■ **Passage to read**

______

Other UNDP Indices — IHDI, GII, GDI
IHDI (Inequality-adjusted HDI) adjusts HDI for inequality within each dimension. Under perfect equality, IHDI equals HDI. India's IHDI drops from 0.644 to about 0.478 (2024 report) — a 25–27% loss, one of the largest among medium-HDI countries, exposing sharp disparities behind average numbers. GDI (Gender Development Index) measures the ratio of female HDI to male HDI. India's GDI stands at about 0.849 (2024) — women's HDI is 15% lower than men's. Lower female LFPR (24.5% per PLFS 2022-23), fewer mean years of schooling, and lower GNI per capita drive this gap. GII (Gender Inequality Index) uses three dimensions: reproductive health (maternal mortality ratio, adolescent birth rate), empowerment (female parliamentary seats, education attainment), and labour market (female LFPR). India ranks 108/170 on GII (2024). MMR fell from 556 (2000) to 97 per 100,000 live births (SRS 2018-20) but stays high. Female parliamentary representation: 14.7% in Lok Sabha (2024, pre-Women's Reservation Act implementation). Global MPI (published by UNDP and OPHI) uses 10 indicators across health, education, and living standards. A person is MPI-poor if deprived in at least one-third of weighted indicators. India's global MPI headcount: ~16.4% (2024 report), down from 27.5% (2019 report) — 140 million people exited multidimensional poverty in 5 years.

______

■ **Data**
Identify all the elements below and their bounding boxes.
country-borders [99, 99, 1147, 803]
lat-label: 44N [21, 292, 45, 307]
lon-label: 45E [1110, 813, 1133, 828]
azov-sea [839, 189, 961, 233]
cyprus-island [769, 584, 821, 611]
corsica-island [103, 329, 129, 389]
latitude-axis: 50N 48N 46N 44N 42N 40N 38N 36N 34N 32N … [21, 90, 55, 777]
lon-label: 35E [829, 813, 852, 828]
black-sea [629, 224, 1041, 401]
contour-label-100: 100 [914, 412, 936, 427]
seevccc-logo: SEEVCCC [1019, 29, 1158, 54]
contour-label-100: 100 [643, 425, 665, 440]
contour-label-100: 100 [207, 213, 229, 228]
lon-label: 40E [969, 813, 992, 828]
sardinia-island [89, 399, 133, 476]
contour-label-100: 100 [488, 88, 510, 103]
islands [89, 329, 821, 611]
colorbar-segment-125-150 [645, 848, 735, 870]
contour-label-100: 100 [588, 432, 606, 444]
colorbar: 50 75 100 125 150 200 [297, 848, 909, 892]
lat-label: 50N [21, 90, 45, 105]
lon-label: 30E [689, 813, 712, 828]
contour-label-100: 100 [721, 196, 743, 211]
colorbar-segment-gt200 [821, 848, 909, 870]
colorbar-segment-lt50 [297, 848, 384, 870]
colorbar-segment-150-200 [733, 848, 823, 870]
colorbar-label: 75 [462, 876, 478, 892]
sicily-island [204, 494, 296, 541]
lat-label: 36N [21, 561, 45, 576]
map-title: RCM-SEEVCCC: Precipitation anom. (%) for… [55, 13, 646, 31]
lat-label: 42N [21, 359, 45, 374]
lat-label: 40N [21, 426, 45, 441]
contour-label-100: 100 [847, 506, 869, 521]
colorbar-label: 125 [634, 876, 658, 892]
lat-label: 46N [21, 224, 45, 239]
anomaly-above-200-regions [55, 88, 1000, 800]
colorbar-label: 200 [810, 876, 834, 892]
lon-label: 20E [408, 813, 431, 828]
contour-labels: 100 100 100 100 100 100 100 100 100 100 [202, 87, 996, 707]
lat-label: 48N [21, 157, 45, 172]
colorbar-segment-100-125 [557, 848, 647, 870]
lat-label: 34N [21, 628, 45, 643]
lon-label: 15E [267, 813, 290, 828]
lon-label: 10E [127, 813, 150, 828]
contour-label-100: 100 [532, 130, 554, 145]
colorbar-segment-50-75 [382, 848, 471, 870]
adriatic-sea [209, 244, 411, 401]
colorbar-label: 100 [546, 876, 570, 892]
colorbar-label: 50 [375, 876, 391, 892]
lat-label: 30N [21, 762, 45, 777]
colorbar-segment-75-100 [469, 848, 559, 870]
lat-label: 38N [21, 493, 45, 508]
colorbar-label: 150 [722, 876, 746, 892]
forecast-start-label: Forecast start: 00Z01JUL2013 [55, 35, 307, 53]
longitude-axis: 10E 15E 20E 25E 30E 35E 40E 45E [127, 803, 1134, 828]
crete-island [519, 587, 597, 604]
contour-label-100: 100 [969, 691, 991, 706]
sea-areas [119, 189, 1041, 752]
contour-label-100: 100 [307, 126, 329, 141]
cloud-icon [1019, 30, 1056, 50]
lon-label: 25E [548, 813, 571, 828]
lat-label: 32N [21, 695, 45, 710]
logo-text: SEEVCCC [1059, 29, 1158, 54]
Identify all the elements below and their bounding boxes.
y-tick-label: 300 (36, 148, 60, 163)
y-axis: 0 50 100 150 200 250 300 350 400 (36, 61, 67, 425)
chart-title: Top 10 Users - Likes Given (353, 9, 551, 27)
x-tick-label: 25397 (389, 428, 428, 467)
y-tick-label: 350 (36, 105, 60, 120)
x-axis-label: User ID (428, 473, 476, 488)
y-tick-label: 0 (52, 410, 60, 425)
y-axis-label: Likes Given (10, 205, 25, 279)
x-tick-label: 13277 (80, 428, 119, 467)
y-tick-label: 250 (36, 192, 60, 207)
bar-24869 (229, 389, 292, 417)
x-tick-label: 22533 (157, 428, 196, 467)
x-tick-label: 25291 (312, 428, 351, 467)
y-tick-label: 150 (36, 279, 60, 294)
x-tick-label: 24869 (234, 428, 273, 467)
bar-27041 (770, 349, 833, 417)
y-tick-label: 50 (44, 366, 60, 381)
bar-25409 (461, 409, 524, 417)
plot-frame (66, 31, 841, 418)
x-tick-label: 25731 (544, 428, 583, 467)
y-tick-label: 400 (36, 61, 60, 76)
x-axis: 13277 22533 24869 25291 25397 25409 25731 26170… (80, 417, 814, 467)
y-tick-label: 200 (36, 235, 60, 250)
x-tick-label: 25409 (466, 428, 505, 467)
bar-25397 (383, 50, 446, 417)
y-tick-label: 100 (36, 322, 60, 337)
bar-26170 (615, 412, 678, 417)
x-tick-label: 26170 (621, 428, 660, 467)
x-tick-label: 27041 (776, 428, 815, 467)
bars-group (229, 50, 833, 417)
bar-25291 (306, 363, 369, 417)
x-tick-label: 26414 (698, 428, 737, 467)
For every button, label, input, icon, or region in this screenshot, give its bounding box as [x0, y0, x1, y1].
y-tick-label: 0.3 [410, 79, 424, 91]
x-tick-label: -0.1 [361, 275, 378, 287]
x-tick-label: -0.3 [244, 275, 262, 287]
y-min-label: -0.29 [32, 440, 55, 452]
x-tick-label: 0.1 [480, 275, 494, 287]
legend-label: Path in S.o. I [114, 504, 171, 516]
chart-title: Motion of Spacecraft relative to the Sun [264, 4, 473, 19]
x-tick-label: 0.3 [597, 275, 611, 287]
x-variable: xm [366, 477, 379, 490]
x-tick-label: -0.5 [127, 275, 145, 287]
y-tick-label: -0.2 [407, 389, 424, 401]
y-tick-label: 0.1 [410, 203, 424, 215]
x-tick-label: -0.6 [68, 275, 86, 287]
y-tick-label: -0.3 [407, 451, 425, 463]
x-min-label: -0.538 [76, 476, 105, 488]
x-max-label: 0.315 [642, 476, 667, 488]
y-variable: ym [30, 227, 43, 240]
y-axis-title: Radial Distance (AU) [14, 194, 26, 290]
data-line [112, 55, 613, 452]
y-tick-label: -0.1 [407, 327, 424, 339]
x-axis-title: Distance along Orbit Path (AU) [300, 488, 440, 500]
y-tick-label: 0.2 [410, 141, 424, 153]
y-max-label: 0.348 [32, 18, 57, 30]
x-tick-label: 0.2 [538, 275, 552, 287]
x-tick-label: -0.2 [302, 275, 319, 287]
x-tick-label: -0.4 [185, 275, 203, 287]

______

■ **Tasks**
**a)** Name every index that the passage on UNDP indices describes, giving each one's full name as the passage states it.
**b)** Rewrite the paragraph of the passage on UNDP indices that begins "IHDI (Inequality-adjusted HDI) adjusts HDI" as a bulleted list with one bullet per index, keeping its main facts and figures.
**c)** Continue the passage on UNDP indices from where it stops.

■ **Expected responses**
**a)**
- Inequality-adjusted HDI (IHDI)
- Gender Development Index (GDI)
- Gender Inequality Index (GII)
- Global MPI

**b)**
- IHDI: adjusts HDI for inequality within each dimension and equals HDI under perfect equality. India's IHDI falls from 0.644 to about 0.478 (2024 report). This 25–27% loss is one of the largest among medium-HDI countries.
- GDI: the ratio of female HDI to male HDI. India's GDI is about 0.849 (2024), so women's HDI is 15% lower than men's. The gap comes from lower female LFPR (24.5% per PLFS 2022-23), fewer mean years of schooling, and lower GNI per capita.
- GII: covers three dimensions: reproductive health, empowerment, and labour market. India ranks 108/170 (2024). MMR fell from 556 (2000) to 97 per 100,000 live births (SRS 2018-20) but remains high. Women held 14.7% of Lok Sabha seats in 2024.
- Global MPI (UNDP and OPHI): uses 10 indicators across health, education, and living standards. A person counts as MPI-poor if deprived in at least one-third of weighted indicators. India's headcount is ~16.4% (2024 report), down from 27.5% (2019 report), meaning 140 million people left multidimensional poverty in 5 years.

**c)**
Poverty Measurement in India — Historical Evolution
India's poverty measurement has passed through multiple revisions. (1) Planning Commission approach (1962): VM Dandekar and Nilakantha Rath first proposed a calorie-based poverty line. (2) Alagh Committee (1979): Defined the poverty line as the expenditure level meeting minimum calorie requirements — 2,400 kcal/day (rural), 2,100 kcal/day (urban). (3) Lakdawala Committee (1993): Recommended state-specific poverty lines using CPI-IW (urban) and CPI-AL (rural). Poverty ratio 1993-94: 45.3%. Used until 2004-05. (4) Tendulkar Committee (2009): Shifted from calorie norm to consumption expenditure. Set the poverty line at Rs 26/day (rural) and Rs 32/day (urban) for 2009-10. Included private expenditure on health and education. Poverty ratio 2011-12: 21.9% (269 million). Widely criticised as too low — "can anyone survive on Rs 32/day?" became a political flashpoint. (5) Rangarajan Committee (2014): Proposed a higher line — Rs 32/day (rural), Rs 47/day (urban). Used calorie requirement of 2,155 kcal plus protein/fat norms plus non-food expenditure. Estimated poverty at 29.5% (363 million) in 2011-12 — significantly above the Tendulkar figure. The subsequent government did not adopt this methodology. Since 2014 India has not officially updated its poverty line or published official poverty estimates, creating a data gap economists have criticised.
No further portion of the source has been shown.